=== The request ===
Omit the images, then print each record below exactly as it reads.
================
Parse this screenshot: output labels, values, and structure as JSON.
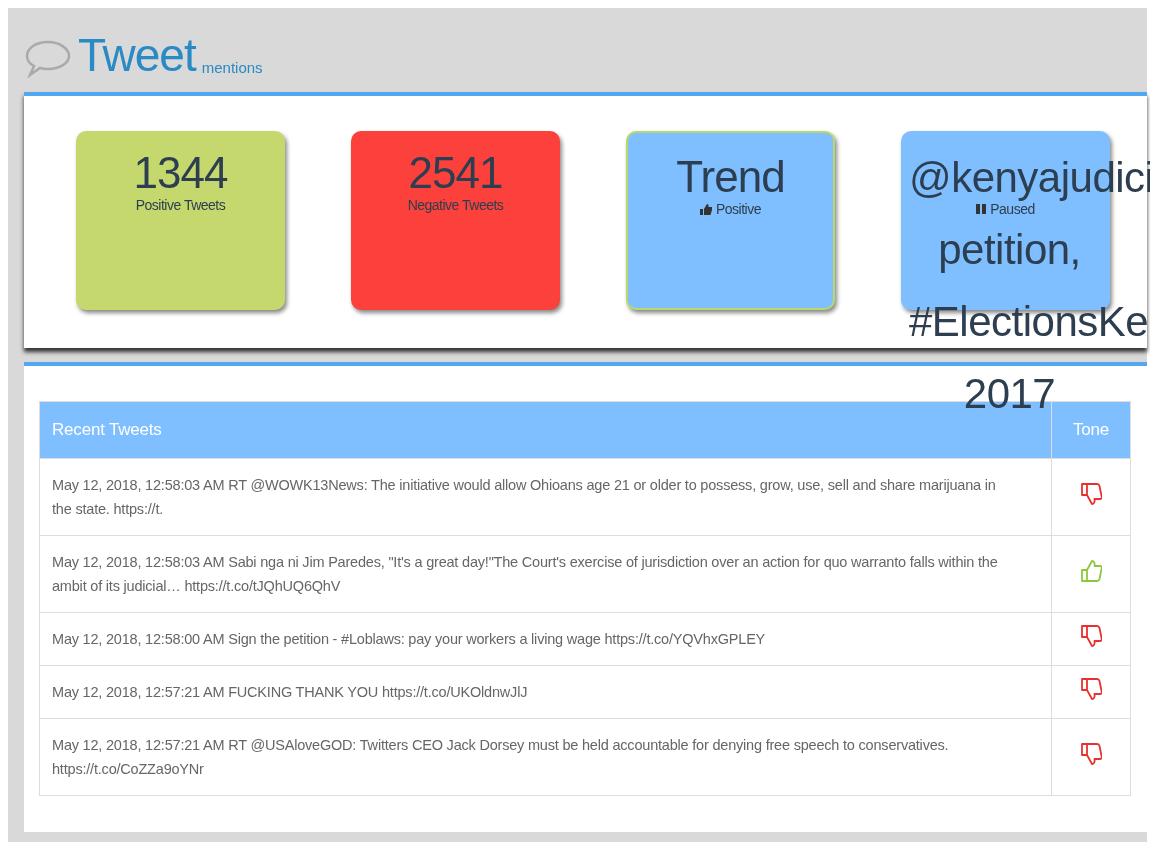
{
  "header": {
    "title": "Tweet",
    "subtitle": "mentions"
  },
  "cards": [
    {
      "kind": "count",
      "value": "1344",
      "label": "Positive Tweets",
      "color": "#c5d86d"
    },
    {
      "kind": "count",
      "value": "2541",
      "label": "Negative Tweets",
      "color": "#fc413c"
    },
    {
      "kind": "trend",
      "value": "Trend",
      "label": "Positive",
      "color": "#80bfff"
    },
    {
      "kind": "topic",
      "lines": [
        "@kenyajudici",
        "petition,",
        "#ElectionsKe",
        "2017"
      ],
      "label": "Paused",
      "color": "#80bfff"
    }
  ],
  "table": {
    "columns": [
      "Recent Tweets",
      "Tone"
    ],
    "rows": [
      {
        "text": "May 12, 2018, 12:58:03 AM RT @WOWK13News: The initiative would allow Ohioans age 21 or older to possess, grow, use, sell and share marijuana in the state. https://t.",
        "kind": "negative"
      },
      {
        "text": "May 12, 2018, 12:58:03 AM Sabi nga ni Jim Paredes, \"It's a great day!\"The Court's exercise of jurisdiction over an action for quo warranto falls within the ambit of its judicial… https://t.co/tJQhUQ6QhV",
        "kind": "positive"
      },
      {
        "text": "May 12, 2018, 12:58:00 AM Sign the petition - #Loblaws: pay your workers a living wage https://t.co/YQVhxGPLEY",
        "kind": "negative"
      },
      {
        "text": "May 12, 2018, 12:57:21 AM FUCKING THANK YOU https://t.co/UKOldnwJlJ",
        "kind": "negative"
      },
      {
        "text": "May 12, 2018, 12:57:21 AM RT @USAloveGOD: Twitters CEO Jack Dorsey must be held accountable for denying free speech to conservatives. https://t.co/CoZZa9oYNr",
        "kind": "negative"
      }
    ]
  }
}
================
=== Written solution ===
Parse this screenshot: output labels, values, and structure as JSON.
{
  "header": {
    "title": "Tweet",
    "subtitle": "mentions"
  },
  "cards": [
    {
      "kind": "count",
      "value": "1344",
      "label": "Positive Tweets",
      "color": "#c5d86d"
    },
    {
      "kind": "count",
      "value": "2541",
      "label": "Negative Tweets",
      "color": "#fc413c"
    },
    {
      "kind": "trend",
      "value": "Trend",
      "label": "Positive",
      "color": "#80bfff"
    },
    {
      "kind": "topic",
      "lines": [
        "@kenyajudici",
        "petition,",
        "#ElectionsKe",
        "2017"
      ],
      "label": "Paused",
      "color": "#80bfff"
    }
  ],
  "table": {
    "columns": [
      "Recent Tweets",
      "Tone"
    ],
    "rows": [
      {
        "text": "May 12, 2018, 12:58:03 AM RT @WOWK13News: The initiative would allow Ohioans age 21 or older to possess, grow, use, sell and share marijuana in the state. https://t.",
        "kind": "negative"
      },
      {
        "text": "May 12, 2018, 12:58:03 AM Sabi nga ni Jim Paredes, \"It's a great day!\"The Court's exercise of jurisdiction over an action for quo warranto falls within the ambit of its judicial… https://t.co/tJQhUQ6QhV",
        "kind": "positive"
      },
      {
        "text": "May 12, 2018, 12:58:00 AM Sign the petition - #Loblaws: pay your workers a living wage https://t.co/YQVhxGPLEY",
        "kind": "negative"
      },
      {
        "text": "May 12, 2018, 12:57:21 AM FUCKING THANK YOU https://t.co/UKOldnwJlJ",
        "kind": "negative"
      },
      {
        "text": "May 12, 2018, 12:57:21 AM RT @USAloveGOD: Twitters CEO Jack Dorsey must be held accountable for denying free speech to conservatives. https://t.co/CoZZa9oYNr",
        "kind": "negative"
      }
    ]
  }
}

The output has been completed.